[start of Provided data]

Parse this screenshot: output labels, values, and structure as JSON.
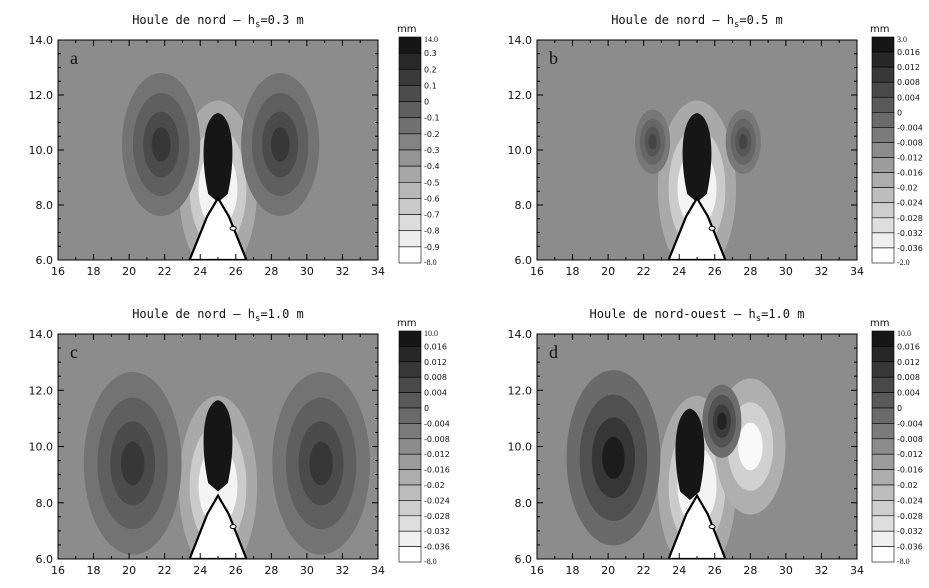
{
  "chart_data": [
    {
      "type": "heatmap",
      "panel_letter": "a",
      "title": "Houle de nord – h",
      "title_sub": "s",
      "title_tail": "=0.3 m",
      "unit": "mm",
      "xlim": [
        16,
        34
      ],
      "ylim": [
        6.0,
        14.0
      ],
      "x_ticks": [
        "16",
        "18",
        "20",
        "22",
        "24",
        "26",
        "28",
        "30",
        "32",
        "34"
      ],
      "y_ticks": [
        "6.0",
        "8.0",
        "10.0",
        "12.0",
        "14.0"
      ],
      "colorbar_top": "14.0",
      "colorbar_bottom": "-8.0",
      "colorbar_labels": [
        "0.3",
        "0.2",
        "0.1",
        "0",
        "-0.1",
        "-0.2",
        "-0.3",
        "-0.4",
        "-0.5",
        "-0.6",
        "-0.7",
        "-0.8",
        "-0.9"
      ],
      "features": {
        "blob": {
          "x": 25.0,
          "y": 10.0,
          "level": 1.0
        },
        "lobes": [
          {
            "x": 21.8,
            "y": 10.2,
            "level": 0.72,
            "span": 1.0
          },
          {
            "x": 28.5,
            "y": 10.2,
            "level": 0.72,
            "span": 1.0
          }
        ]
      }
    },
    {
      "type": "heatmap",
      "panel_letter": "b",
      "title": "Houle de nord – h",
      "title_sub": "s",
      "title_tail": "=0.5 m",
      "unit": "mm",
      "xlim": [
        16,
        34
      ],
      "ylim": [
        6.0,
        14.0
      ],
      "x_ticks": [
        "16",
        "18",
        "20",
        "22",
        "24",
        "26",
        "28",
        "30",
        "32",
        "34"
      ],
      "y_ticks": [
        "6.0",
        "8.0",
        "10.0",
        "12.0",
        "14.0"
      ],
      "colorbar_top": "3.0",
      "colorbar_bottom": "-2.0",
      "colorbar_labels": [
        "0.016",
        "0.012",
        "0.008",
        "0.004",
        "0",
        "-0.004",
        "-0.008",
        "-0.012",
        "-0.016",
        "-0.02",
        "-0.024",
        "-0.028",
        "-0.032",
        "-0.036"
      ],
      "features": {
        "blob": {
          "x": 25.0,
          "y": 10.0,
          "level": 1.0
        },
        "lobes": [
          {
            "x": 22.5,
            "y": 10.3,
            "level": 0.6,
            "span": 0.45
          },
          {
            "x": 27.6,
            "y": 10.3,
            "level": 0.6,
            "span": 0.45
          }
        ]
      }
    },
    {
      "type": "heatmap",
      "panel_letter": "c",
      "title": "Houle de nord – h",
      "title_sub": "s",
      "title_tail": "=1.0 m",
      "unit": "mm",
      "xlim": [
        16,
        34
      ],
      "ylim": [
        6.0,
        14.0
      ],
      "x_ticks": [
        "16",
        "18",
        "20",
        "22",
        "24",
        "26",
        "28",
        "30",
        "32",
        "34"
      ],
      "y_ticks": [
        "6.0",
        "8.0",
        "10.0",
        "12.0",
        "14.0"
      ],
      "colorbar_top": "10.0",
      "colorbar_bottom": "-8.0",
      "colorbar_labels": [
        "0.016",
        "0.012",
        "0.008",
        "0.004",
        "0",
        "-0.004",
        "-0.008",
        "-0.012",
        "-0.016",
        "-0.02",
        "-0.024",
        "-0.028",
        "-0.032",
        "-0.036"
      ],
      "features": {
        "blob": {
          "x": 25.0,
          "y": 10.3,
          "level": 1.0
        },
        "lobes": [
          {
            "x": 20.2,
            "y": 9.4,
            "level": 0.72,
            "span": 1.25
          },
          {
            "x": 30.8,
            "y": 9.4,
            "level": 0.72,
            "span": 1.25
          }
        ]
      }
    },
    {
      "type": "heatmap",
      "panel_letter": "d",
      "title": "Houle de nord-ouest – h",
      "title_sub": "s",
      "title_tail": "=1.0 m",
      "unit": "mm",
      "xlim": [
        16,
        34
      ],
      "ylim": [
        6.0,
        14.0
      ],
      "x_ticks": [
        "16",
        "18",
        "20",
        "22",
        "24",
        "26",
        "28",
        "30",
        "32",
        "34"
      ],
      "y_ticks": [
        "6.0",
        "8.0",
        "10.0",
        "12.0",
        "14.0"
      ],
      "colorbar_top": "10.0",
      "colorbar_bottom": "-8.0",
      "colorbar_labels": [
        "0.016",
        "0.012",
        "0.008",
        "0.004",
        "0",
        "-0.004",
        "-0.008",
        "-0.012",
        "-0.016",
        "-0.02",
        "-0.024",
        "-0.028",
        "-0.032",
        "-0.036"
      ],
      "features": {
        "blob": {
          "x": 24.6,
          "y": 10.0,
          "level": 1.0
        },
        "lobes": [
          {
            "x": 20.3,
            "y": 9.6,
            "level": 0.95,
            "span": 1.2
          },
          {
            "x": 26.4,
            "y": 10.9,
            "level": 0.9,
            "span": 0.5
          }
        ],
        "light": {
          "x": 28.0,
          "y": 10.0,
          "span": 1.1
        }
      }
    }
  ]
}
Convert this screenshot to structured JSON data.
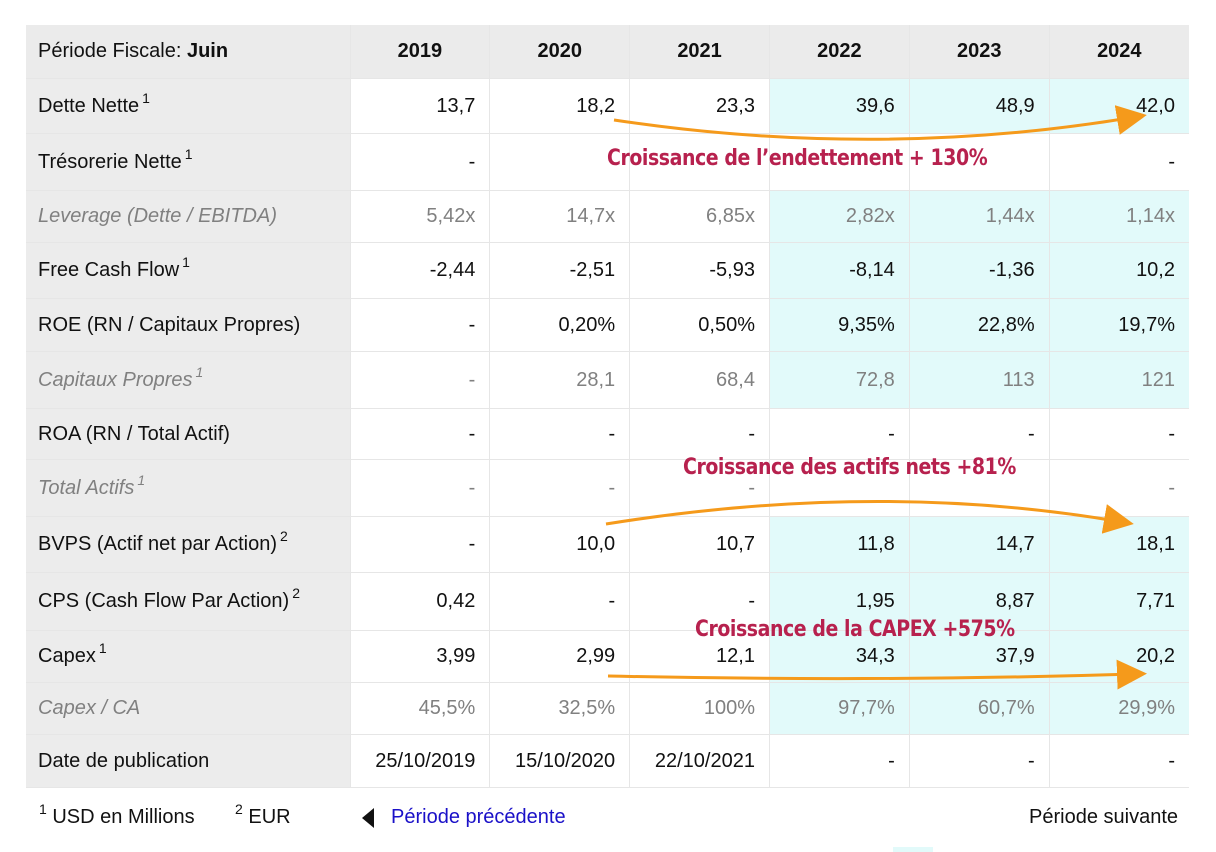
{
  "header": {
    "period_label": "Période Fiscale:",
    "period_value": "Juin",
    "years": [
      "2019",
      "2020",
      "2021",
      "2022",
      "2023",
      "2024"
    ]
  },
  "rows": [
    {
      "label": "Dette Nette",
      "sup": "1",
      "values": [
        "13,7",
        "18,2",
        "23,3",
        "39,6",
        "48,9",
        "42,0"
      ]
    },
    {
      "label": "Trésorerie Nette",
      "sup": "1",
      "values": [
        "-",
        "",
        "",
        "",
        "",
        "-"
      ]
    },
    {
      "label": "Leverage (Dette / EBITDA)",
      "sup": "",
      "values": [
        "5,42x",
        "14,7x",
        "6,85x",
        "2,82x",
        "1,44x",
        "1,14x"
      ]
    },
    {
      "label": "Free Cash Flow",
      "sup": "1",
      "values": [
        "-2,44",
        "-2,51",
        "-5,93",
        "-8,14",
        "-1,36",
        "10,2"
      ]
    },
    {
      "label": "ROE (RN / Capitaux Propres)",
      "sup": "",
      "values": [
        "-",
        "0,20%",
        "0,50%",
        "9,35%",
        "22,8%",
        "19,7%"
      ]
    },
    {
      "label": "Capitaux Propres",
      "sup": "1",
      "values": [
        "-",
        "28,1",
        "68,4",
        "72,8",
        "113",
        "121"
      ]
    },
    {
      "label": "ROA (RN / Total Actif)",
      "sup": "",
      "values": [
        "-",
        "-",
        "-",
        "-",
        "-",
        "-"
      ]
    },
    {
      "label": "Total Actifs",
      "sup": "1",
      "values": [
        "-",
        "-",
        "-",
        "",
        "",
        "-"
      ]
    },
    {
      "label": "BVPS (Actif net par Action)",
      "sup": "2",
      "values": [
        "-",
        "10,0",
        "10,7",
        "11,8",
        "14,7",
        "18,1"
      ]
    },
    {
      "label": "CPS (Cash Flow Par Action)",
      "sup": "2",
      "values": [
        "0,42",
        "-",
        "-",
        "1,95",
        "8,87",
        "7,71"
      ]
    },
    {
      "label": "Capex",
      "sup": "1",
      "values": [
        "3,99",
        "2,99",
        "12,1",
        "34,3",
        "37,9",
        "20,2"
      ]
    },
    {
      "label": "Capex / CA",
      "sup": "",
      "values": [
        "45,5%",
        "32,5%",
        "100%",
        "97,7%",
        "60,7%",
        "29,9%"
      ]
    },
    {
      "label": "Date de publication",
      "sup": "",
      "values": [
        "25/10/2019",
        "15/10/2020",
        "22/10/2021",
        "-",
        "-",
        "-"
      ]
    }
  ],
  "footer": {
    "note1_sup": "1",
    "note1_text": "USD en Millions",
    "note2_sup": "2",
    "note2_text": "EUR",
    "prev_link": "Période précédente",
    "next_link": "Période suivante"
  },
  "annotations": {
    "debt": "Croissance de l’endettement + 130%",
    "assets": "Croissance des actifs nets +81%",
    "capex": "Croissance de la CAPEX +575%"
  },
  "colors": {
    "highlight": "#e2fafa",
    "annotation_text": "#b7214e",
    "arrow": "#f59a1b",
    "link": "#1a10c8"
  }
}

[end of Provided data]

*Prompt:*
Pull out all lines from the listing that contain the string "Période".

*Solved problem:*
    "period_label": "Période Fiscale:",
    "prev_link": "Période précédente",
    "next_link": "Période suivante"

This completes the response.